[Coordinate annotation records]
#####

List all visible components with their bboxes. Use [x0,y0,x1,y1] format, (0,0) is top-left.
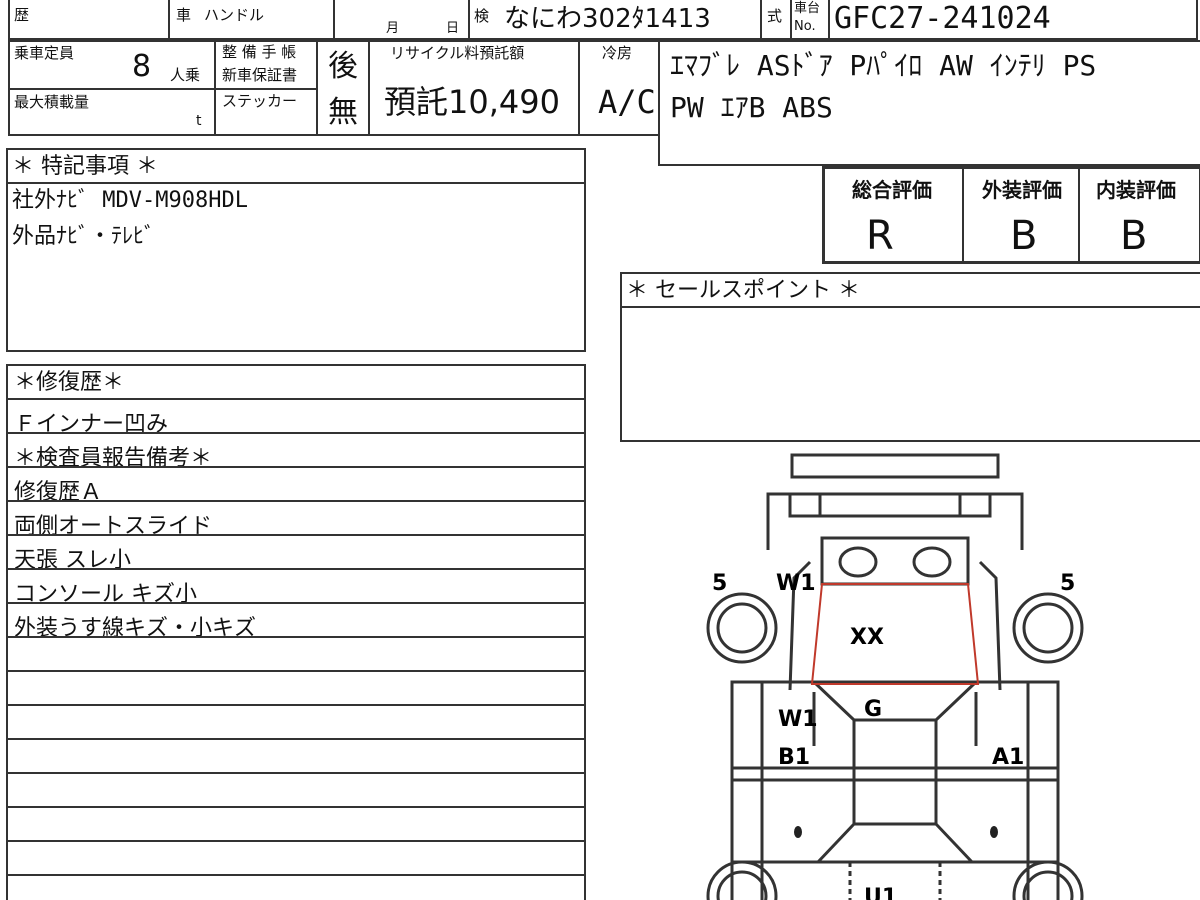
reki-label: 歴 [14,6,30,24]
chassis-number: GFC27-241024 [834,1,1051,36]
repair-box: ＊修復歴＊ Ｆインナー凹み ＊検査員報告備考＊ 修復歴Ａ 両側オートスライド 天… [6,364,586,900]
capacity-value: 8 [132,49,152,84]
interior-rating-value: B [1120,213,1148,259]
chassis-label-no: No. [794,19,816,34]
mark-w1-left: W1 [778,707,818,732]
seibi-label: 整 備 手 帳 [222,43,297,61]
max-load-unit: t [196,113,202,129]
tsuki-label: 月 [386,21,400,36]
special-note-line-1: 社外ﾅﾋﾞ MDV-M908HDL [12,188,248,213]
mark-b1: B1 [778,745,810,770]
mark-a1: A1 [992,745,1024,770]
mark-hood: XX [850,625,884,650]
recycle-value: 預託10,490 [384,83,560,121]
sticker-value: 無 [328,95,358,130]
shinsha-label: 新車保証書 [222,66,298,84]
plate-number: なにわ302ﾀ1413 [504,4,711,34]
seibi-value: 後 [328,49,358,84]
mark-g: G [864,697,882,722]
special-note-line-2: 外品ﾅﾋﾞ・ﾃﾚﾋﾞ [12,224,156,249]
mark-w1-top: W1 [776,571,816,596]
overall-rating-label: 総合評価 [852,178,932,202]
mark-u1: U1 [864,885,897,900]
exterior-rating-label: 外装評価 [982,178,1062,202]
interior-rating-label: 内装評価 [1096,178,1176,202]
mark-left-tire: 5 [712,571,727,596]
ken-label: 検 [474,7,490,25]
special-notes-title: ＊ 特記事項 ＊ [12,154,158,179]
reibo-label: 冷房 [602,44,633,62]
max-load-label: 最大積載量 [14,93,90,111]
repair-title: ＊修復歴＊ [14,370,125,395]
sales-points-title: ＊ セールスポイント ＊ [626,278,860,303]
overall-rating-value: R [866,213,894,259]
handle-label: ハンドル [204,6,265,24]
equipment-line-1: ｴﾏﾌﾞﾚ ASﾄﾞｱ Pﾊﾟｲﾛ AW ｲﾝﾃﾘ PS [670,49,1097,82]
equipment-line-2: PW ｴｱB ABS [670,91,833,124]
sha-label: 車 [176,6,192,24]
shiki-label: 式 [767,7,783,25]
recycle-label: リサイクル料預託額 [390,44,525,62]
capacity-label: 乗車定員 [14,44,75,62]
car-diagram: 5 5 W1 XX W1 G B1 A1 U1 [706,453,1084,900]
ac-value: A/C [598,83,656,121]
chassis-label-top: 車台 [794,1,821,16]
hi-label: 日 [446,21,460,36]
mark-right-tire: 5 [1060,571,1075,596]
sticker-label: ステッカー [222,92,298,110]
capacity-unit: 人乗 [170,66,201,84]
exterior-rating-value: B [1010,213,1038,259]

#####

▶ [Directive]:
Reproduce every entry above character for character, leaving out the pictures.

▶ [Output of the task]:
List all visible components with their bboxes. Use [x0,y0,x1,y1] format, (0,0) is top-left.
reki-label: 歴 [14,6,30,24]
chassis-number: GFC27-241024 [834,1,1051,36]
repair-box: ＊修復歴＊ Ｆインナー凹み ＊検査員報告備考＊ 修復歴Ａ 両側オートスライド 天… [6,364,586,900]
capacity-value: 8 [132,49,152,84]
interior-rating-value: B [1120,213,1148,259]
chassis-label-no: No. [794,19,816,34]
mark-w1-left: W1 [778,707,818,732]
seibi-label: 整 備 手 帳 [222,43,297,61]
max-load-unit: t [196,113,202,129]
tsuki-label: 月 [386,21,400,36]
special-note-line-1: 社外ﾅﾋﾞ MDV-M908HDL [12,188,248,213]
mark-b1: B1 [778,745,810,770]
mark-a1: A1 [992,745,1024,770]
mark-hood: XX [850,625,884,650]
recycle-value: 預託10,490 [384,83,560,121]
sticker-value: 無 [328,95,358,130]
shinsha-label: 新車保証書 [222,66,298,84]
plate-number: なにわ302ﾀ1413 [504,4,711,34]
seibi-value: 後 [328,49,358,84]
mark-g: G [864,697,882,722]
special-note-line-2: 外品ﾅﾋﾞ・ﾃﾚﾋﾞ [12,224,156,249]
mark-w1-top: W1 [776,571,816,596]
overall-rating-label: 総合評価 [852,178,932,202]
mark-u1: U1 [864,885,897,900]
exterior-rating-label: 外装評価 [982,178,1062,202]
interior-rating-label: 内装評価 [1096,178,1176,202]
mark-left-tire: 5 [712,571,727,596]
ken-label: 検 [474,7,490,25]
special-notes-title: ＊ 特記事項 ＊ [12,154,158,179]
reibo-label: 冷房 [602,44,633,62]
max-load-label: 最大積載量 [14,93,90,111]
repair-title: ＊修復歴＊ [14,370,125,395]
sales-points-title: ＊ セールスポイント ＊ [626,278,860,303]
overall-rating-value: R [866,213,894,259]
handle-label: ハンドル [204,6,265,24]
equipment-line-1: ｴﾏﾌﾞﾚ ASﾄﾞｱ Pﾊﾟｲﾛ AW ｲﾝﾃﾘ PS [670,49,1097,82]
equipment-line-2: PW ｴｱB ABS [670,91,833,124]
sha-label: 車 [176,6,192,24]
shiki-label: 式 [767,7,783,25]
recycle-label: リサイクル料預託額 [390,44,525,62]
capacity-label: 乗車定員 [14,44,75,62]
car-diagram: 5 5 W1 XX W1 G B1 A1 U1 [706,453,1084,900]
ac-value: A/C [598,83,656,121]
chassis-label-top: 車台 [794,1,821,16]
hi-label: 日 [446,21,460,36]
mark-right-tire: 5 [1060,571,1075,596]
sticker-label: ステッカー [222,92,298,110]
capacity-unit: 人乗 [170,66,201,84]
exterior-rating-value: B [1010,213,1038,259]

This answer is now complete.